═════ Excerpt provided

Cierva Cove is a cove lying 6 nmi southeast of Cape Sterneck in Hughes Bay, just south of Chavdar Peninsula along the west coast of Graham Land, Antarctica. Shown on an Argentine government chart of 1950, it was named by the UK Antarctic Place-Names Committee in 1960 for Juan de la Cierva, the Spanish designer of the autogiro, which was the first successful rotating wing aircraft in 1923.

==Capitán Cobbett Refuge==

Refuge Capitán Cobbett is an Argentine refuge in Antarctica located in Cierva Cove, in the Antarctic Peninsula, on the north access to the Gerlache Strait. The refuge was inaugurated on January 23, 1954, with the name of naval refuge Cape Primavera. The Antarctic Command of the Argentine Army inaugurated, on March 3, 1977, the Primavera Base following the works to the refuge and the construction of new buildings.

The refuge is a small building that currently has the function of a laboratory; it has two rooms and a bathroom, and has supplies for three men for three months. The name pays tribute to Captain Enrique Cobbett, who died in August 1826 in the shipwreck of the frigate Buenos Aires on Cape Horn. The refuge was renovated, in March 2017, by a task force of the transport ship ARA Bahía San Blas.

══════════

Task details: Copy the part of the Cierva Cove text between "The refuge is" and "Bahía San Blas.", inclusive. The items that follow are separate from the Cierva Cove text.

═════ Data records

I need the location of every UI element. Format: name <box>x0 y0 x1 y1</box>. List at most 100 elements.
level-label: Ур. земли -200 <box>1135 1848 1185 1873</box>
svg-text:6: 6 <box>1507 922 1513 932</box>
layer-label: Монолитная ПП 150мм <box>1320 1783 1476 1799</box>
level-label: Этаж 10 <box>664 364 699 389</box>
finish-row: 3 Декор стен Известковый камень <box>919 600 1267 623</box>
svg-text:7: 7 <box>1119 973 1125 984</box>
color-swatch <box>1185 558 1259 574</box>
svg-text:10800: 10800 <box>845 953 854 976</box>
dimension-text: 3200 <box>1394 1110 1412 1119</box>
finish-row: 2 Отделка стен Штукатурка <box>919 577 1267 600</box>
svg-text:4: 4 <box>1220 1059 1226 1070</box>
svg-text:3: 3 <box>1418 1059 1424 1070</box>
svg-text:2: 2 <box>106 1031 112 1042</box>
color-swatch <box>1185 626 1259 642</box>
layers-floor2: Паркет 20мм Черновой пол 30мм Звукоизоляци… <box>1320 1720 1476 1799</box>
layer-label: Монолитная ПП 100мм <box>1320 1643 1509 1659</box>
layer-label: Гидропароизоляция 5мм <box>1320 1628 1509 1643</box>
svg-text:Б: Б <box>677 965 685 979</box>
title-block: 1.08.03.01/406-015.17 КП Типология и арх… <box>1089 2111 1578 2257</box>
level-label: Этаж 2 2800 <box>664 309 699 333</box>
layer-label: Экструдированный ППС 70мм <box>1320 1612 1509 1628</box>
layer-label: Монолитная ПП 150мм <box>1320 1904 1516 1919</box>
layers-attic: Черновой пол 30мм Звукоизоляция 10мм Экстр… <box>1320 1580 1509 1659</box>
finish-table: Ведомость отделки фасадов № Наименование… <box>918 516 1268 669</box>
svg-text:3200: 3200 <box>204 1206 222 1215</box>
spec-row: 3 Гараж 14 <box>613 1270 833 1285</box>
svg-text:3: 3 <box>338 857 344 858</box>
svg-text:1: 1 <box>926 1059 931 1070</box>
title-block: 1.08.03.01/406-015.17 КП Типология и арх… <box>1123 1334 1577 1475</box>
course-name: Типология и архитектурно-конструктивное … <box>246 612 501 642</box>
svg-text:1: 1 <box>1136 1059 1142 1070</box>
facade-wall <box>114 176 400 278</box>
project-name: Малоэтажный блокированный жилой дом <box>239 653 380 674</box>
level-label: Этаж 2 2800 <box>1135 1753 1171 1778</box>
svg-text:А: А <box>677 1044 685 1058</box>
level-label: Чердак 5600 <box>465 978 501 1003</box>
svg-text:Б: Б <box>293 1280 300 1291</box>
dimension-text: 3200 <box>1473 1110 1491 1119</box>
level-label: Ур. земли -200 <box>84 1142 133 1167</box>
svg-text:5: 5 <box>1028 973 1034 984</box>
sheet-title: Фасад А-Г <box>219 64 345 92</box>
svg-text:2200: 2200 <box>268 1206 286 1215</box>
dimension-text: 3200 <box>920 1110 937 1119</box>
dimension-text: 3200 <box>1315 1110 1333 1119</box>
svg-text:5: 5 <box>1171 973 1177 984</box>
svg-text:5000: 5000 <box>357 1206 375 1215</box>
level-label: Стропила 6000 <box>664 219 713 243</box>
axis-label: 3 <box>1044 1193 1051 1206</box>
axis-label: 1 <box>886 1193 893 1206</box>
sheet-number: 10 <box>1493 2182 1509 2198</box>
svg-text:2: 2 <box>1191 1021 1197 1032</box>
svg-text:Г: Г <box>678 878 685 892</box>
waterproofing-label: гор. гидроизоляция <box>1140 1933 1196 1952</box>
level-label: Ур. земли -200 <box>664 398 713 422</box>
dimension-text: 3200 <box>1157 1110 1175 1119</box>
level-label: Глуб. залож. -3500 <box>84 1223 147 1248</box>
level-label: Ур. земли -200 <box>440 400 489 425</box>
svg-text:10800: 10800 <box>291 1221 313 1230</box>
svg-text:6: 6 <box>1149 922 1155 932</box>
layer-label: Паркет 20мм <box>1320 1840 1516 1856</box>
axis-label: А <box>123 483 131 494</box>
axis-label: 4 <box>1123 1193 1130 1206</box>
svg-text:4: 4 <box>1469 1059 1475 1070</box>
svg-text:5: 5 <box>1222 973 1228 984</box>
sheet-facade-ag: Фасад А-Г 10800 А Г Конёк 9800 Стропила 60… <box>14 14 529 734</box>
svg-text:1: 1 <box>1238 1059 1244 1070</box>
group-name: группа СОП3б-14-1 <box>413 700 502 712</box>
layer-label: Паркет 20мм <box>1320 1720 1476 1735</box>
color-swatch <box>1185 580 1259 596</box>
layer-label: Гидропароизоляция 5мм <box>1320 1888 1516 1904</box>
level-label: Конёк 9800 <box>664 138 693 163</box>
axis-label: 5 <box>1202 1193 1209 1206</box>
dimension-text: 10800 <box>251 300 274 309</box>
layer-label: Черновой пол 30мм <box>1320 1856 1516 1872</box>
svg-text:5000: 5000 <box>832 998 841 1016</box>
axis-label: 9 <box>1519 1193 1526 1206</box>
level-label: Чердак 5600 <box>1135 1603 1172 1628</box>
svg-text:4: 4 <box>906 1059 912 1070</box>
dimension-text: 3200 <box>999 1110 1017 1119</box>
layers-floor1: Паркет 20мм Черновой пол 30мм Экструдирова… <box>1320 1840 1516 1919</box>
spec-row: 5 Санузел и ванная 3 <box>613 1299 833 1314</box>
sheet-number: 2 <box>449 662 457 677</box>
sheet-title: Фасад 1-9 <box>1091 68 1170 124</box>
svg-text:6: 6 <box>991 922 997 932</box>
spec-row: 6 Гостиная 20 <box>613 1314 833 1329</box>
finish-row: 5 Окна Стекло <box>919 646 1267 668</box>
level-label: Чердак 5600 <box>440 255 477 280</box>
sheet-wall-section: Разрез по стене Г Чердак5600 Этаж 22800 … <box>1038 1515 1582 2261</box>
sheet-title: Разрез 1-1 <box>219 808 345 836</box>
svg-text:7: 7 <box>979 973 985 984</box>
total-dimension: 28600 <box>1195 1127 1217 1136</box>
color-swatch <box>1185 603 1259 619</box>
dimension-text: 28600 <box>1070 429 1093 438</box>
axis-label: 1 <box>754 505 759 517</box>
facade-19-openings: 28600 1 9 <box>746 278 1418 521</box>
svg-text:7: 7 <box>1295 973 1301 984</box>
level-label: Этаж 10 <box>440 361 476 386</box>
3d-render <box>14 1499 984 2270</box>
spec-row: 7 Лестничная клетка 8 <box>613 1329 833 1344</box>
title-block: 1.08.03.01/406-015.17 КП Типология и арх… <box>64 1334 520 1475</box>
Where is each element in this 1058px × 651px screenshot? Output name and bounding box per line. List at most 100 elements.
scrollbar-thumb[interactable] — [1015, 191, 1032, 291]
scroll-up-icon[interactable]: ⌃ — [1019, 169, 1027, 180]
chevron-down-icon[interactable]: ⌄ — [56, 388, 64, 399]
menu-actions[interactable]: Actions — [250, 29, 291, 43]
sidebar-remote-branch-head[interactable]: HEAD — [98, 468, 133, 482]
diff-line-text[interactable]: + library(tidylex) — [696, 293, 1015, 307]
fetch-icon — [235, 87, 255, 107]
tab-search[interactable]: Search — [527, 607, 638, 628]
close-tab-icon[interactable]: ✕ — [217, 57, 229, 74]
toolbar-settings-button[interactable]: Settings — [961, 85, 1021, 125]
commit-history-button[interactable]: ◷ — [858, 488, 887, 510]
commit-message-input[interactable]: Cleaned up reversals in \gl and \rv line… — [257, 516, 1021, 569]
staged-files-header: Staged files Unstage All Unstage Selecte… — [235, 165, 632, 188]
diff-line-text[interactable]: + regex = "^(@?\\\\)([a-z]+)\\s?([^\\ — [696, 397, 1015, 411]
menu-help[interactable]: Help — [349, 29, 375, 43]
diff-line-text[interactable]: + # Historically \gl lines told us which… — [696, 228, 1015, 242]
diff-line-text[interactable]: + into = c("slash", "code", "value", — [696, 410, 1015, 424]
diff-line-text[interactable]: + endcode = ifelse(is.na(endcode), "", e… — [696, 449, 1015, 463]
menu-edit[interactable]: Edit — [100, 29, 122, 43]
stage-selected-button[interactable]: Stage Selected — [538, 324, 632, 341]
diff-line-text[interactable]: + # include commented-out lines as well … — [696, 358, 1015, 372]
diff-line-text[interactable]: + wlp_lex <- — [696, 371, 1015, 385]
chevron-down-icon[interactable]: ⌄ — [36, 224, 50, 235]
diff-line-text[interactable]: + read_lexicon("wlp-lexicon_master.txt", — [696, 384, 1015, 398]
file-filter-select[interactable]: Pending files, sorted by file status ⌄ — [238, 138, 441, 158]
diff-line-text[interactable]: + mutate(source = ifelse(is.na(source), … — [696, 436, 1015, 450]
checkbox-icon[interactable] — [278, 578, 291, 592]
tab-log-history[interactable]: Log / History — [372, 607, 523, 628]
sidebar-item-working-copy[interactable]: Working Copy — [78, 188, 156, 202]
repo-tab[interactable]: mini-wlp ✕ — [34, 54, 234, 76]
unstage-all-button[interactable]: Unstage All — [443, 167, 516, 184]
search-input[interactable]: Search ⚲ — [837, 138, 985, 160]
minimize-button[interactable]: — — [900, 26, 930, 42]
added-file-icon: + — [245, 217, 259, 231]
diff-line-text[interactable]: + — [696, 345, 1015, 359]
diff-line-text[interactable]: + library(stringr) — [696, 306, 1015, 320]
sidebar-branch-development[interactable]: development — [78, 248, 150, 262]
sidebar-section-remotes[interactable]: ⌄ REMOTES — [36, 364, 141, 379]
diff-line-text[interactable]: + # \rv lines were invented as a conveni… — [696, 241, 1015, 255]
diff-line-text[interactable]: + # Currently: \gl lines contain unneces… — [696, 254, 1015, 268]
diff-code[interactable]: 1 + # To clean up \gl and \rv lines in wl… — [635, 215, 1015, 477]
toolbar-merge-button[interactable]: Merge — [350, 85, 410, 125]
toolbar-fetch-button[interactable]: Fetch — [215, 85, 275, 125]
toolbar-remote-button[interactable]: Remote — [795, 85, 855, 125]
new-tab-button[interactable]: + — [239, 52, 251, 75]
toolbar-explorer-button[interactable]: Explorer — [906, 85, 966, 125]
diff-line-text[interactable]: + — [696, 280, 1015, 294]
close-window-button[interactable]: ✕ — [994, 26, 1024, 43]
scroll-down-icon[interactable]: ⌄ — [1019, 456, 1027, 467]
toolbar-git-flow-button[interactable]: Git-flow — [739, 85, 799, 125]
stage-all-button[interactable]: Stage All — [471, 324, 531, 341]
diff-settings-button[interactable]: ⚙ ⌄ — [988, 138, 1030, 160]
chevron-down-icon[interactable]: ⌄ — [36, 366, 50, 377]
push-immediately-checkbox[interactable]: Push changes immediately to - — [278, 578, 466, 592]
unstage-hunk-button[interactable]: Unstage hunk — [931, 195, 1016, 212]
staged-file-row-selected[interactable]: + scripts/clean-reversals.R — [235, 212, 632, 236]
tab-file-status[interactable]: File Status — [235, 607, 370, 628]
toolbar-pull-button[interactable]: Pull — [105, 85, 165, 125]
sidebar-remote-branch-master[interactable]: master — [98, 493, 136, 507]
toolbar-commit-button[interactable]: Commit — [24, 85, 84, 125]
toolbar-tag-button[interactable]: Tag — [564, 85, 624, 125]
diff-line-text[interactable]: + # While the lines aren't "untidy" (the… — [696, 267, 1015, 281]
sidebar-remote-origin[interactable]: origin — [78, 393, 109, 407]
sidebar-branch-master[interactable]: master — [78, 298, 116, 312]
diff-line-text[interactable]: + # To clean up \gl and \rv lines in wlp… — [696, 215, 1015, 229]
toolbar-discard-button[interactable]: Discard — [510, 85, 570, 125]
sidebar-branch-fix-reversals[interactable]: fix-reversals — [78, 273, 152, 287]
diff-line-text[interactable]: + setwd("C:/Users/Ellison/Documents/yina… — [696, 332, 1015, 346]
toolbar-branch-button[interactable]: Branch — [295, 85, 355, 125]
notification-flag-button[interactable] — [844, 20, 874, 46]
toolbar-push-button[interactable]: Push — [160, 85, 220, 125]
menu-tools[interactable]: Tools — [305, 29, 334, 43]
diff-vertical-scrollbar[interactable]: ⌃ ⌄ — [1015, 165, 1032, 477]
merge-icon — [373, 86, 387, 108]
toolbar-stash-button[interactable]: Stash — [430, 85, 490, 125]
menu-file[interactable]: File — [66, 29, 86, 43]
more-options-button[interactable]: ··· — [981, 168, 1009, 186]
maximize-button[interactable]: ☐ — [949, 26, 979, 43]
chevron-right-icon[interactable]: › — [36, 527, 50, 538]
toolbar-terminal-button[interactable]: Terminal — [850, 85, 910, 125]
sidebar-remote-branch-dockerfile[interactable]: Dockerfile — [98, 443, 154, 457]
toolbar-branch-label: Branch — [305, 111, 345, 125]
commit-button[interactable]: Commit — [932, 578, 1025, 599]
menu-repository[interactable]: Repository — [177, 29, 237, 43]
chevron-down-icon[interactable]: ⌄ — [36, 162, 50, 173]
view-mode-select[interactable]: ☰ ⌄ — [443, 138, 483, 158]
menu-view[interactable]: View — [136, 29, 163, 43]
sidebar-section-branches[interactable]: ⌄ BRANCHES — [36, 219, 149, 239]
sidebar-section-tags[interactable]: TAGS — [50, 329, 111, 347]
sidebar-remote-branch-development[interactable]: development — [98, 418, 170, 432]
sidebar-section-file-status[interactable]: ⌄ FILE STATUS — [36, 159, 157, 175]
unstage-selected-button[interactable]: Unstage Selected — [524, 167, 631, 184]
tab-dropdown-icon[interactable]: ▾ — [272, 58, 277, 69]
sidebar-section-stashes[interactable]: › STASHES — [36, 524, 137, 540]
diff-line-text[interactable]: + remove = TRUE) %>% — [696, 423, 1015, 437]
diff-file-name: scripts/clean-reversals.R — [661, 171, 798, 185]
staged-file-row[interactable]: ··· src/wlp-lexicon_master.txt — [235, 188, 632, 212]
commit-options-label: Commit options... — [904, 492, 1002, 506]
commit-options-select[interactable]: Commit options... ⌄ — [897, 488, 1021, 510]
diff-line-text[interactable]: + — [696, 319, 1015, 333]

══════════

Solved exercise:
The refuge is a small building that currently has the function of a laboratory; it has two rooms and a bathroom, and has supplies for three men for three months. The name pays tribute to Captain Enrique Cobbett, who died in August 1826 in the shipwreck of the frigate Buenos Aires on Cape Horn. The refuge was renovated, in March 2017, by a task force of the transport ship ARA Bahía San Blas.